Your task = All of the entries must be reproduced exactly, with no images carried over.

Start Dataset excerpts

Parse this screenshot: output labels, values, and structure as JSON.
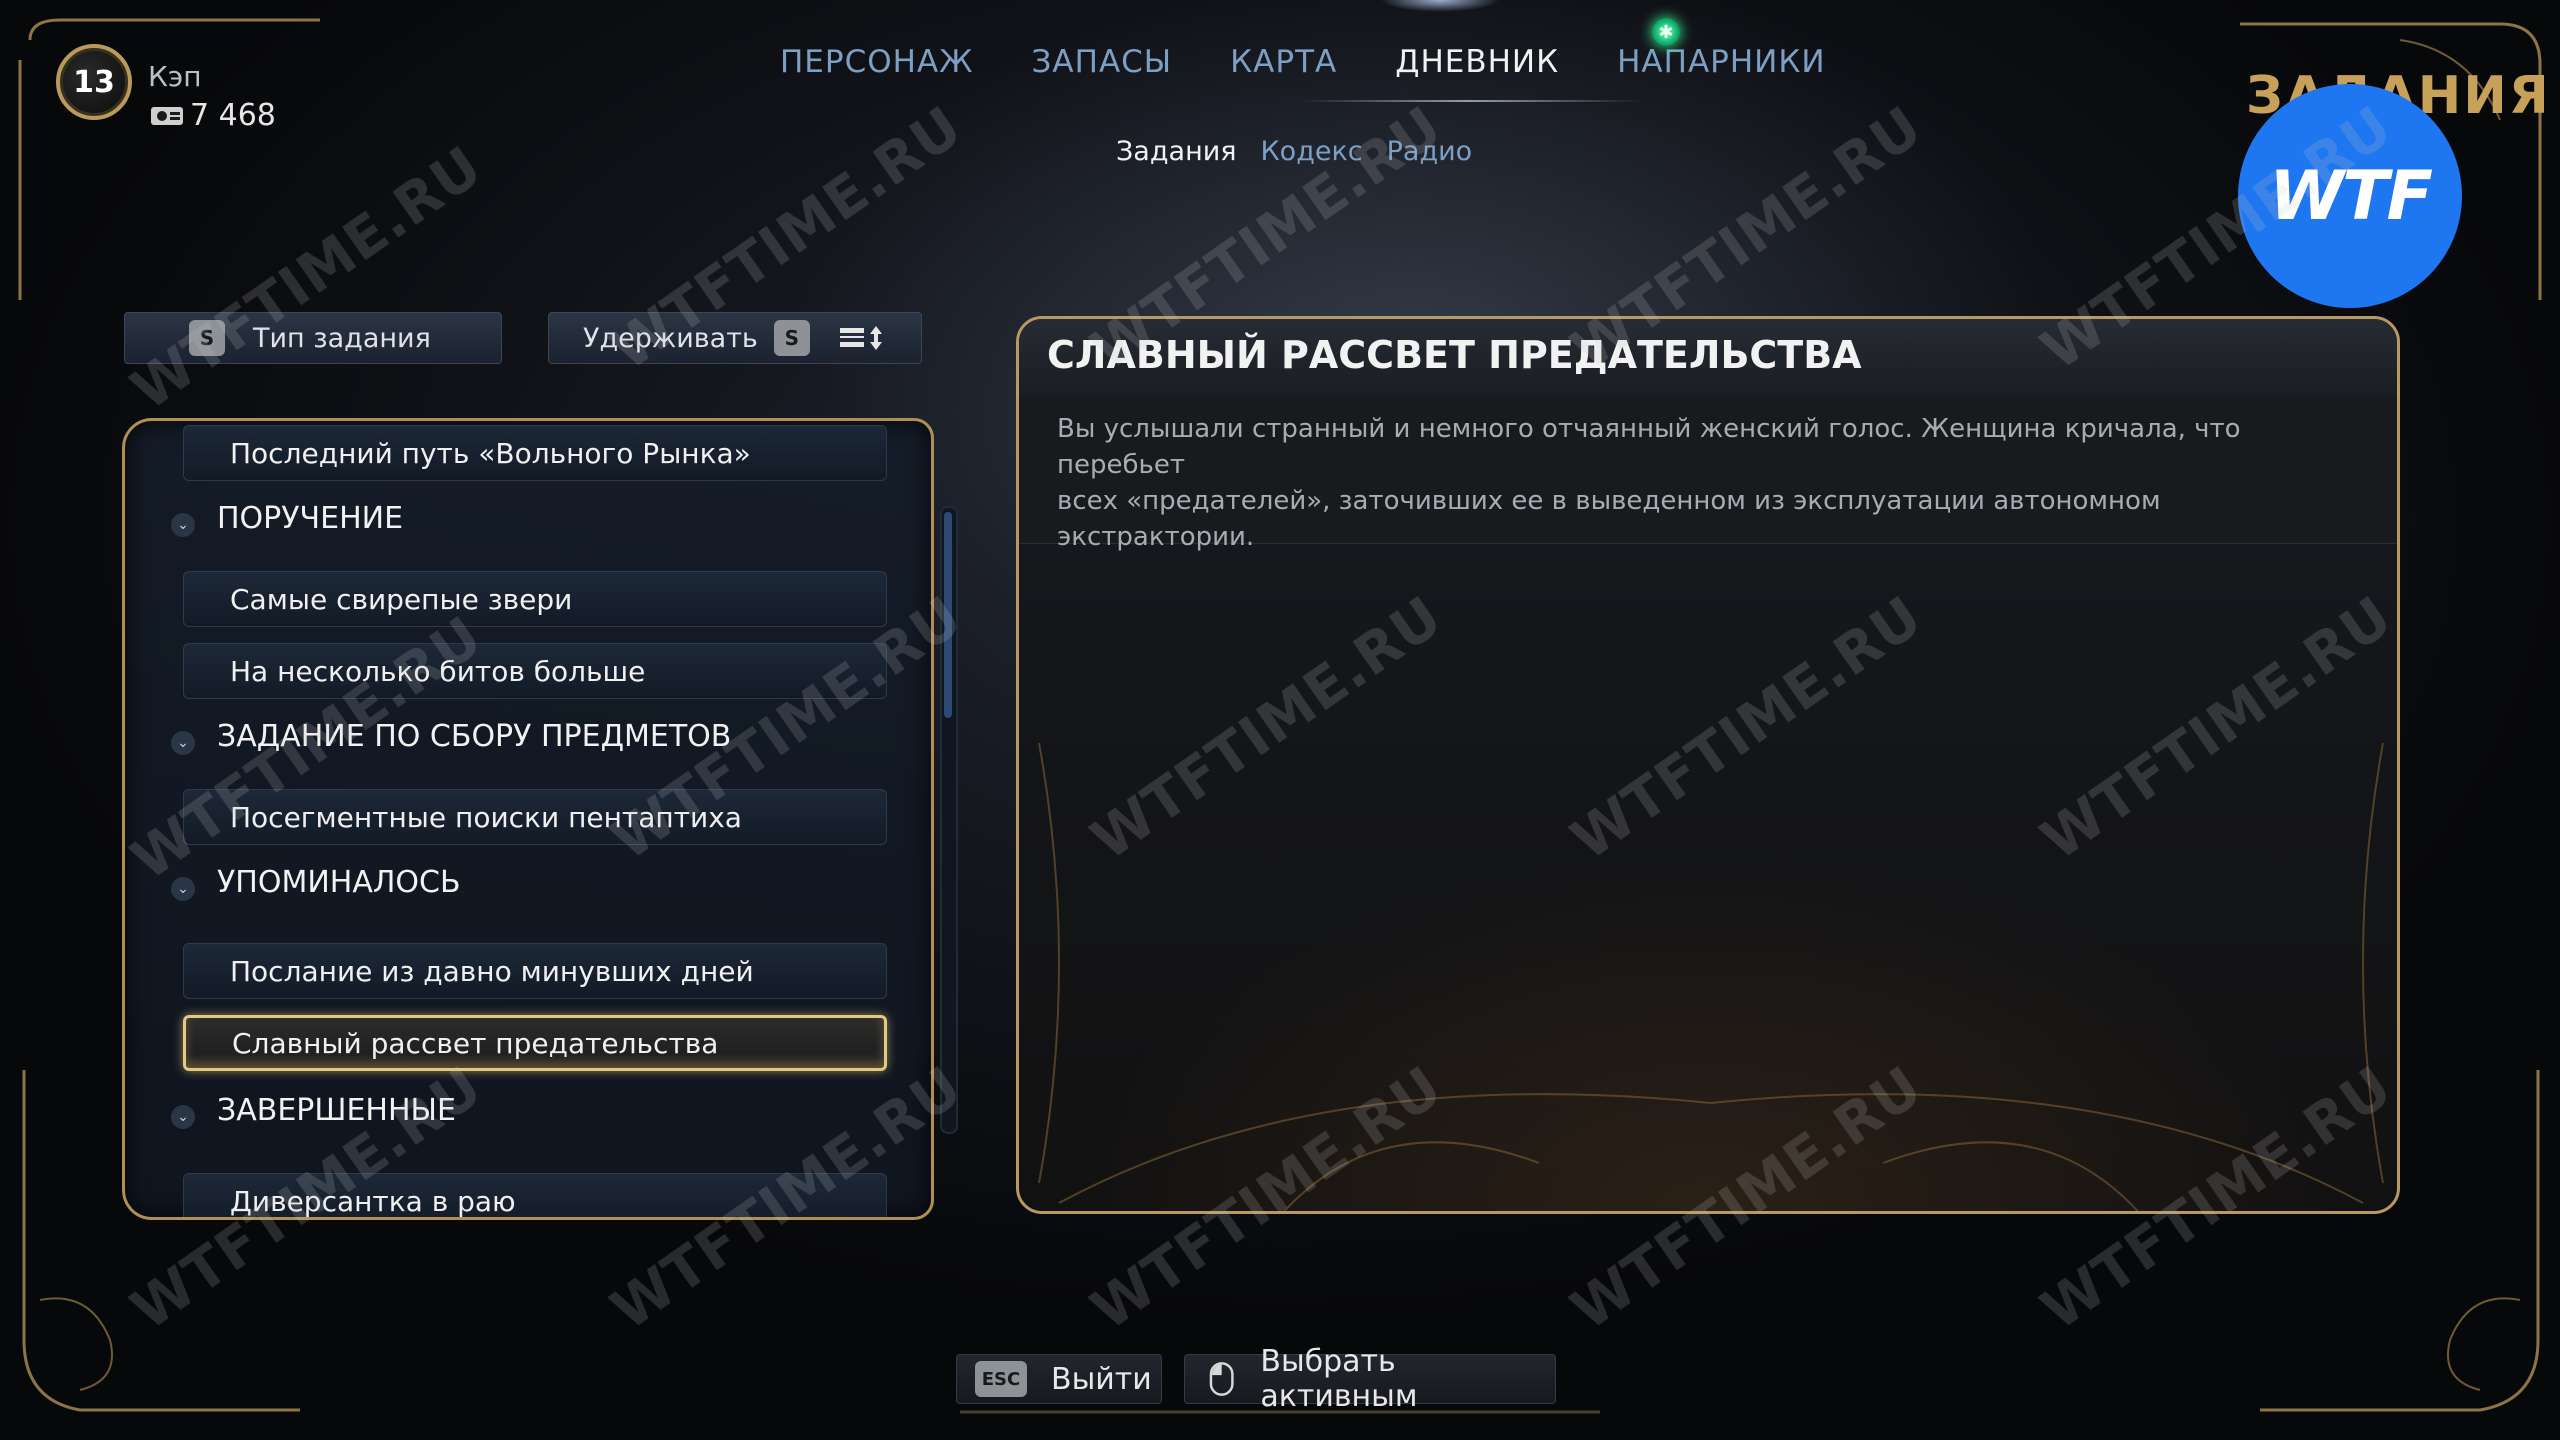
{
  "player": {
    "level": "13",
    "name": "Кэп",
    "currency": "7 468",
    "currency_icon": "bits-icon"
  },
  "nav": {
    "tabs": [
      "ПЕРСОНАЖ",
      "ЗАПАСЫ",
      "КАРТА",
      "ДНЕВНИК",
      "НАПАРНИКИ"
    ],
    "active_tab": "ДНЕВНИК",
    "subtabs": [
      "Задания",
      "Кодекс",
      "Радио"
    ],
    "active_subtab": "Задания"
  },
  "page_title": "ЗАДАНИЯ",
  "logo_text": "WTF",
  "filters": {
    "type_key": "S",
    "type_label": "Тип задания",
    "hold_label": "Удерживать",
    "hold_key": "S"
  },
  "quest_list": {
    "items": [
      {
        "kind": "quest",
        "label": "Последний путь «Вольного Рынка»"
      },
      {
        "kind": "category",
        "label": "ПОРУЧЕНИЕ"
      },
      {
        "kind": "quest",
        "label": "Самые свирепые звери"
      },
      {
        "kind": "quest",
        "label": "На несколько битов больше"
      },
      {
        "kind": "category",
        "label": "ЗАДАНИЕ ПО СБОРУ ПРЕДМЕТОВ"
      },
      {
        "kind": "quest",
        "label": "Посегментные поиски пентаптиха"
      },
      {
        "kind": "category",
        "label": "УПОМИНАЛОСЬ"
      },
      {
        "kind": "quest",
        "label": "Послание из давно минувших дней"
      },
      {
        "kind": "quest",
        "label": "Славный рассвет предательства",
        "selected": true
      },
      {
        "kind": "category",
        "label": "ЗАВЕРШЕННЫЕ"
      },
      {
        "kind": "quest",
        "label": "Диверсантка в раю"
      }
    ]
  },
  "detail": {
    "title": "СЛАВНЫЙ РАССВЕТ ПРЕДАТЕЛЬСТВА",
    "description_line1": "Вы услышали странный и немного отчаянный женский голос. Женщина кричала, что перебьет",
    "description_line2": "всех «предателей», заточивших ее в выведенном из эксплуатации автономном экстрактории."
  },
  "actions": {
    "exit_key": "ESC",
    "exit_label": "Выйти",
    "select_label": "Выбрать активным",
    "select_icon": "mouse-icon"
  },
  "watermark_text": "WTFTIME.RU",
  "colors": {
    "accent_gold": "#b89864",
    "nav_inactive": "#7e9fc4",
    "nav_active": "#f2f2f2",
    "logo_blue": "#1e76f0",
    "notify_green": "#17c07a"
  }
}
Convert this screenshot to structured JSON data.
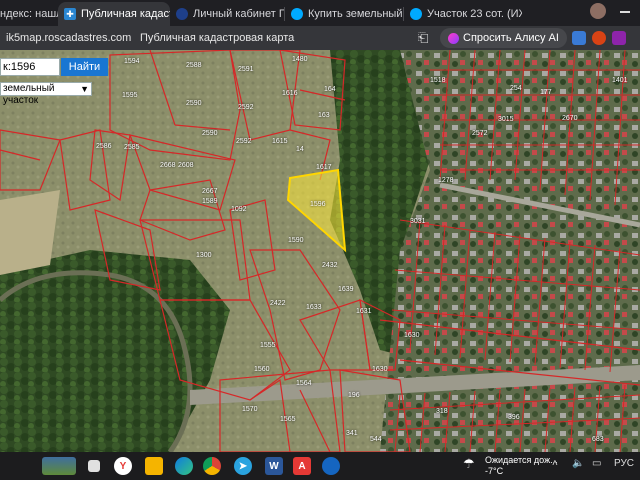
{
  "browser": {
    "tabs": [
      {
        "label": "ндекс: нашл",
        "active": false
      },
      {
        "label": "Публичная кадаст",
        "active": true
      },
      {
        "label": "Личный кабинет ПА",
        "active": false
      },
      {
        "label": "Купить земельный у",
        "active": false
      },
      {
        "label": "Участок 23 сот. (ИЖ",
        "active": false
      }
    ],
    "url": "ik5map.roscadastres.com",
    "page_title": "Публичная кадастровая карта",
    "alice_label": "Спросить Алису AI"
  },
  "search": {
    "value": "к:1596",
    "button": "Найти",
    "select_value": "земельный участок"
  },
  "map": {
    "highlight_label": "1596",
    "parcel_labels": [
      {
        "t": "1594"
      },
      {
        "t": "1595"
      },
      {
        "t": "2588"
      },
      {
        "t": "2591"
      },
      {
        "t": "1480"
      },
      {
        "t": "164"
      },
      {
        "t": "2590"
      },
      {
        "t": "2592"
      },
      {
        "t": "1616"
      },
      {
        "t": "163"
      },
      {
        "t": "2590"
      },
      {
        "t": "2592"
      },
      {
        "t": "1615"
      },
      {
        "t": "14"
      },
      {
        "t": "1617"
      },
      {
        "t": "2586"
      },
      {
        "t": "2585"
      },
      {
        "t": "2668"
      },
      {
        "t": "2608"
      },
      {
        "t": "2667"
      },
      {
        "t": "1589"
      },
      {
        "t": "1092"
      },
      {
        "t": "1590"
      },
      {
        "t": "1300"
      },
      {
        "t": "2432"
      },
      {
        "t": "1639"
      },
      {
        "t": "1633"
      },
      {
        "t": "1631"
      },
      {
        "t": "1630"
      },
      {
        "t": "2422"
      },
      {
        "t": "1555"
      },
      {
        "t": "1560"
      },
      {
        "t": "1564"
      },
      {
        "t": "1570"
      },
      {
        "t": "1565"
      },
      {
        "t": "196"
      },
      {
        "t": "1518"
      },
      {
        "t": "1401"
      },
      {
        "t": "254"
      },
      {
        "t": "177"
      },
      {
        "t": "2670"
      },
      {
        "t": "3015"
      },
      {
        "t": "2572"
      },
      {
        "t": "1278"
      },
      {
        "t": "3031"
      },
      {
        "t": "1630"
      },
      {
        "t": "318"
      },
      {
        "t": "396"
      },
      {
        "t": "683"
      },
      {
        "t": "341"
      },
      {
        "t": "544"
      }
    ]
  },
  "taskbar": {
    "weather_title": "Ожидается дож...",
    "weather_temp": "-7°C",
    "lang": "РУС"
  }
}
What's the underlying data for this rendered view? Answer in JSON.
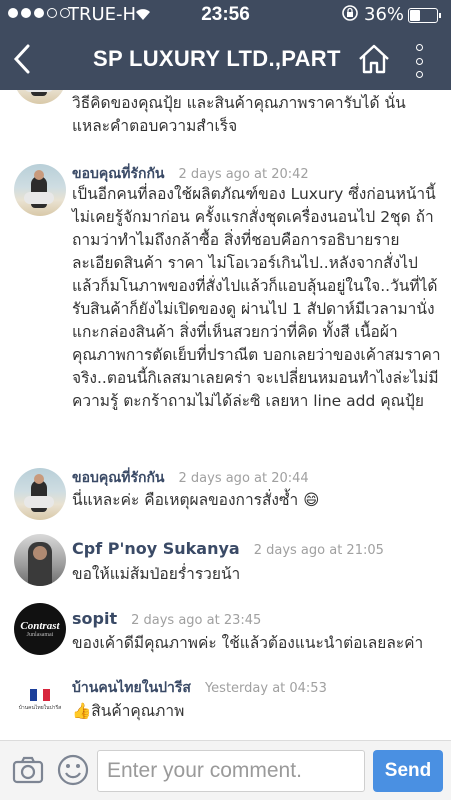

End Dataset excerpts

Final answer =
Parse this screenshot: output labels, values, and structure as JSON.
{
  "player": {
    "level": "13",
    "name": "Кэп",
    "currency": "7 468",
    "currency_icon": "bits-icon"
  },
  "nav": {
    "tabs": [
      "ПЕРСОНАЖ",
      "ЗАПАСЫ",
      "КАРТА",
      "ДНЕВНИК",
      "НАПАРНИКИ"
    ],
    "active_tab": "ДНЕВНИК",
    "subtabs": [
      "Задания",
      "Кодекс",
      "Радио"
    ],
    "active_subtab": "Задания"
  },
  "page_title": "ЗАДАНИЯ",
  "logo_text": "WTF",
  "filters": {
    "type_key": "S",
    "type_label": "Тип задания",
    "hold_label": "Удерживать",
    "hold_key": "S"
  },
  "quest_list": {
    "items": [
      {
        "kind": "quest",
        "label": "Последний путь «Вольного Рынка»"
      },
      {
        "kind": "category",
        "label": "ПОРУЧЕНИЕ"
      },
      {
        "kind": "quest",
        "label": "Самые свирепые звери"
      },
      {
        "kind": "quest",
        "label": "На несколько битов больше"
      },
      {
        "kind": "category",
        "label": "ЗАДАНИЕ ПО СБОРУ ПРЕДМЕТОВ"
      },
      {
        "kind": "quest",
        "label": "Посегментные поиски пентаптиха"
      },
      {
        "kind": "category",
        "label": "УПОМИНАЛОСЬ"
      },
      {
        "kind": "quest",
        "label": "Послание из давно минувших дней"
      },
      {
        "kind": "quest",
        "label": "Славный рассвет предательства",
        "selected": true
      },
      {
        "kind": "category",
        "label": "ЗАВЕРШЕННЫЕ"
      },
      {
        "kind": "quest",
        "label": "Диверсантка в раю"
      }
    ]
  },
  "detail": {
    "title": "СЛАВНЫЙ РАССВЕТ ПРЕДАТЕЛЬСТВА",
    "description_line1": "Вы услышали странный и немного отчаянный женский голос. Женщина кричала, что перебьет",
    "description_line2": "всех «предателей», заточивших ее в выведенном из эксплуатации автономном экстрактории."
  },
  "actions": {
    "exit_key": "ESC",
    "exit_label": "Выйти",
    "select_label": "Выбрать активным",
    "select_icon": "mouse-icon"
  },
  "watermark_text": "WTFTIME.RU",
  "colors": {
    "accent_gold": "#b89864",
    "nav_inactive": "#7e9fc4",
    "nav_active": "#f2f2f2",
    "logo_blue": "#1e76f0",
    "notify_green": "#17c07a"
  }
}
Convert this screenshot to structured JSON data.
{
  "browser": {
    "tabs": [
      {
        "label": "ндекс: нашл",
        "active": false
      },
      {
        "label": "Публичная кадаст",
        "active": true
      },
      {
        "label": "Личный кабинет ПА",
        "active": false
      },
      {
        "label": "Купить земельный у",
        "active": false
      },
      {
        "label": "Участок 23 сот. (ИЖ",
        "active": false
      }
    ],
    "url": "ik5map.roscadastres.com",
    "page_title": "Публичная кадастровая карта",
    "alice_label": "Спросить Алису AI"
  },
  "search": {
    "value": "к:1596",
    "button": "Найти",
    "select_value": "земельный участок"
  },
  "map": {
    "highlight_label": "1596",
    "parcel_labels": [
      {
        "t": "1594"
      },
      {
        "t": "1595"
      },
      {
        "t": "2588"
      },
      {
        "t": "2591"
      },
      {
        "t": "1480"
      },
      {
        "t": "164"
      },
      {
        "t": "2590"
      },
      {
        "t": "2592"
      },
      {
        "t": "1616"
      },
      {
        "t": "163"
      },
      {
        "t": "2590"
      },
      {
        "t": "2592"
      },
      {
        "t": "1615"
      },
      {
        "t": "14"
      },
      {
        "t": "1617"
      },
      {
        "t": "2586"
      },
      {
        "t": "2585"
      },
      {
        "t": "2668"
      },
      {
        "t": "2608"
      },
      {
        "t": "2667"
      },
      {
        "t": "1589"
      },
      {
        "t": "1092"
      },
      {
        "t": "1590"
      },
      {
        "t": "1300"
      },
      {
        "t": "2432"
      },
      {
        "t": "1639"
      },
      {
        "t": "1633"
      },
      {
        "t": "1631"
      },
      {
        "t": "1630"
      },
      {
        "t": "2422"
      },
      {
        "t": "1555"
      },
      {
        "t": "1560"
      },
      {
        "t": "1564"
      },
      {
        "t": "1570"
      },
      {
        "t": "1565"
      },
      {
        "t": "196"
      },
      {
        "t": "1518"
      },
      {
        "t": "1401"
      },
      {
        "t": "254"
      },
      {
        "t": "177"
      },
      {
        "t": "2670"
      },
      {
        "t": "3015"
      },
      {
        "t": "2572"
      },
      {
        "t": "1278"
      },
      {
        "t": "3031"
      },
      {
        "t": "1630"
      },
      {
        "t": "318"
      },
      {
        "t": "396"
      },
      {
        "t": "683"
      },
      {
        "t": "341"
      },
      {
        "t": "544"
      }
    ]
  },
  "taskbar": {
    "weather_title": "Ожидается дож...",
    "weather_temp": "-7°C",
    "lang": "РУС"
  }
}
What's the underlying data for this rendered view? Answer in JSON.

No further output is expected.